**** Dataset rows

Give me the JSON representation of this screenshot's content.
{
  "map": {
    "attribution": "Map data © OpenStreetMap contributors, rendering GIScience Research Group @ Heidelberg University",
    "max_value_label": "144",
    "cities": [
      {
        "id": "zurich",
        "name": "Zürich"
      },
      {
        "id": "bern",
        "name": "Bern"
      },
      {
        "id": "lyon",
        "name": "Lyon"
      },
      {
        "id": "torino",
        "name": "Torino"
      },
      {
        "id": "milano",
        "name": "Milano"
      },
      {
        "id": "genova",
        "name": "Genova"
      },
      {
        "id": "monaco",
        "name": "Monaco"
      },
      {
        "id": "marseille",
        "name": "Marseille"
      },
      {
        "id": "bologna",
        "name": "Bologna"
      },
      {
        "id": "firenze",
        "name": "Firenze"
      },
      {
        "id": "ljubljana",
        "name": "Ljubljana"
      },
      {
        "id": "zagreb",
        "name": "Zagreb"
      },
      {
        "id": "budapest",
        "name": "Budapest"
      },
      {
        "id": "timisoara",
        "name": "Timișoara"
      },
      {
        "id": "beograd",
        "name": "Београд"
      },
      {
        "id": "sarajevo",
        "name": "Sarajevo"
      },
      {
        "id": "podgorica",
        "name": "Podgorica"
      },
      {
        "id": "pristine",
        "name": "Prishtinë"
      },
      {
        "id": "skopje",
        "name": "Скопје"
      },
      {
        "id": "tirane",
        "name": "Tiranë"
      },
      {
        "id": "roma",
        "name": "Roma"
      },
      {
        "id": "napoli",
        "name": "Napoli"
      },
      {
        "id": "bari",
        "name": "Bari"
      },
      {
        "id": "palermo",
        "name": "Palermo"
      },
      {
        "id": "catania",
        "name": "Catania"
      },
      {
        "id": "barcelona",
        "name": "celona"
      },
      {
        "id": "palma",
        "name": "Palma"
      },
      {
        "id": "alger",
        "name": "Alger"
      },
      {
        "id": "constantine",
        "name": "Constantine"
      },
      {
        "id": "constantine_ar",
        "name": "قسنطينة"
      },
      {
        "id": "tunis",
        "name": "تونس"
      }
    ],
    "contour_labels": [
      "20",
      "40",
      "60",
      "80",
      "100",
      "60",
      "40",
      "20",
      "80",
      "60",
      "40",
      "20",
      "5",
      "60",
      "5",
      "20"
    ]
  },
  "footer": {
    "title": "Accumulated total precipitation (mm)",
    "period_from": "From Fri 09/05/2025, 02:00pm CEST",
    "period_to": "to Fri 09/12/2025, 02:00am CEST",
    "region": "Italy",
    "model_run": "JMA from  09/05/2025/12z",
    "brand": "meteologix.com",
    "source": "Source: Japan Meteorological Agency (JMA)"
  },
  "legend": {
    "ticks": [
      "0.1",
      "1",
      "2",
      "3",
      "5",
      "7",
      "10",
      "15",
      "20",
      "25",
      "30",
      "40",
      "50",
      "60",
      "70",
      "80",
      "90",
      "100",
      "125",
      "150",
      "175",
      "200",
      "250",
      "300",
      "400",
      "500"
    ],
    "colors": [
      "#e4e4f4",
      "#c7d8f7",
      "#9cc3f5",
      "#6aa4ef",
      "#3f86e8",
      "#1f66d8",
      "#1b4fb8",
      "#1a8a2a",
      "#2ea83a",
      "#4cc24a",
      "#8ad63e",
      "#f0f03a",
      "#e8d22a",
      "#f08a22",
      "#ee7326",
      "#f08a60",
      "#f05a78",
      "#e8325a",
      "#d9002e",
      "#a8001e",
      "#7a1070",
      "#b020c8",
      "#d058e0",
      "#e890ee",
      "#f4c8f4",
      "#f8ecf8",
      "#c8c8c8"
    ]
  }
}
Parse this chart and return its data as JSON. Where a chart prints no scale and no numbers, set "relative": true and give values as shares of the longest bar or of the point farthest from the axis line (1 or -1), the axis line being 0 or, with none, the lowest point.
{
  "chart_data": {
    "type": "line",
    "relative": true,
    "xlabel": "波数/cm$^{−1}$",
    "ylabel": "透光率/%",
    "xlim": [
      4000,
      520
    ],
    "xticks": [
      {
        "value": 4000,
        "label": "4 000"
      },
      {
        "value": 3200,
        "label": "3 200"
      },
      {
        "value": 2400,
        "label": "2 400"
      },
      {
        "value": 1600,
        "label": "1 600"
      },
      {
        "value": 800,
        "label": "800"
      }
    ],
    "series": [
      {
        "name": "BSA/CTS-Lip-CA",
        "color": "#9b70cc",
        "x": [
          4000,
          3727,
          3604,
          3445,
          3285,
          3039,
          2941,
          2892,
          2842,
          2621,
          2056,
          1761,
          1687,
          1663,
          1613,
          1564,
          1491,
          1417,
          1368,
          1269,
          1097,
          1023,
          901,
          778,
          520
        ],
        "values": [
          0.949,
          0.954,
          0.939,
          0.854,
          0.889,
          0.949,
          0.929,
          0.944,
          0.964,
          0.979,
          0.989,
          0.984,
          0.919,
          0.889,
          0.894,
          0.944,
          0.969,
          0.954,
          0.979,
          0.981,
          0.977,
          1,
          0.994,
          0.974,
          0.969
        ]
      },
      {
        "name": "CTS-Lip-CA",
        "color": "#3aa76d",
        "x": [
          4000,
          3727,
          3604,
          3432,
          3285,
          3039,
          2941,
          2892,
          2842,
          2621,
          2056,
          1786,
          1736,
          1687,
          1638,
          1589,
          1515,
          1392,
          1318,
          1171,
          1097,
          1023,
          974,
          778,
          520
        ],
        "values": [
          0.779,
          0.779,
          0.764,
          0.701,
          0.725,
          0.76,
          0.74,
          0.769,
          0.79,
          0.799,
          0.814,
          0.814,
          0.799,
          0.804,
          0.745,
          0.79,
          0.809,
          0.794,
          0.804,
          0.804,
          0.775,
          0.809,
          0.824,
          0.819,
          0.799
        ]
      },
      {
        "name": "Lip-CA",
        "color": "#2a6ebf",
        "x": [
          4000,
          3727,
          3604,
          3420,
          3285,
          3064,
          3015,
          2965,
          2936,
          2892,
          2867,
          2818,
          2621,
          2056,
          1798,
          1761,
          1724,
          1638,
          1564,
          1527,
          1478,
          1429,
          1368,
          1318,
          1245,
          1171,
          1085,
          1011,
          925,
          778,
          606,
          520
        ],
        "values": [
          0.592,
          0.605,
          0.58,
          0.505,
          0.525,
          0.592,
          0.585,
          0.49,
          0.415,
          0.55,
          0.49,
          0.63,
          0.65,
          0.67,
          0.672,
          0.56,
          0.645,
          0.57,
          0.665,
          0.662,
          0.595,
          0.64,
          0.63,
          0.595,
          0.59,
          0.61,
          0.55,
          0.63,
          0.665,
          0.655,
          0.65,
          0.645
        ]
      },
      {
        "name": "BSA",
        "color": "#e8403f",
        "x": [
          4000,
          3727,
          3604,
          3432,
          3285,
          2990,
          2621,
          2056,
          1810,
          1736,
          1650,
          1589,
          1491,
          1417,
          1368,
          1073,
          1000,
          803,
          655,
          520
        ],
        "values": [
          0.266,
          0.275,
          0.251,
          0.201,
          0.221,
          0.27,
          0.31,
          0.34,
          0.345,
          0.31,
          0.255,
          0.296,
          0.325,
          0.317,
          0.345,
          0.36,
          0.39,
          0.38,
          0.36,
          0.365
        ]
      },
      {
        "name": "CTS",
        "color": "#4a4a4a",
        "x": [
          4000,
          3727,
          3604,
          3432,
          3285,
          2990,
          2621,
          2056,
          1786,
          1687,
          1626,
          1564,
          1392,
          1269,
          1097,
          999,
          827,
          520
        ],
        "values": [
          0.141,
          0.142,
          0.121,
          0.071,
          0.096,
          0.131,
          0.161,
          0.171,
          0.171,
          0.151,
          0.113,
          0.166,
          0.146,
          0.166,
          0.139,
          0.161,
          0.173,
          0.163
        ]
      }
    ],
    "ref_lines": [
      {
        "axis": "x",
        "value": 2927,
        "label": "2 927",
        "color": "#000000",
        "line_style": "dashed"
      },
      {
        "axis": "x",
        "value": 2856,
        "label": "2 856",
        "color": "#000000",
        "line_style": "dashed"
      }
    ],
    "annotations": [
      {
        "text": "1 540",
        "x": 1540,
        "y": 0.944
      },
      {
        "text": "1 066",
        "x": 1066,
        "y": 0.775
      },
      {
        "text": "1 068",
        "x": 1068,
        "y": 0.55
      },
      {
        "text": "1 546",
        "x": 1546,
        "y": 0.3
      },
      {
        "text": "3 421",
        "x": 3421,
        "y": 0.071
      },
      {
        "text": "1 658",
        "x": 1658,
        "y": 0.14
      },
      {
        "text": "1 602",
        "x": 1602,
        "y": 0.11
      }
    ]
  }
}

********

> **Directive**
What is the number of lines that contain "text"? Reply with that number alone.

> **Finished task**
7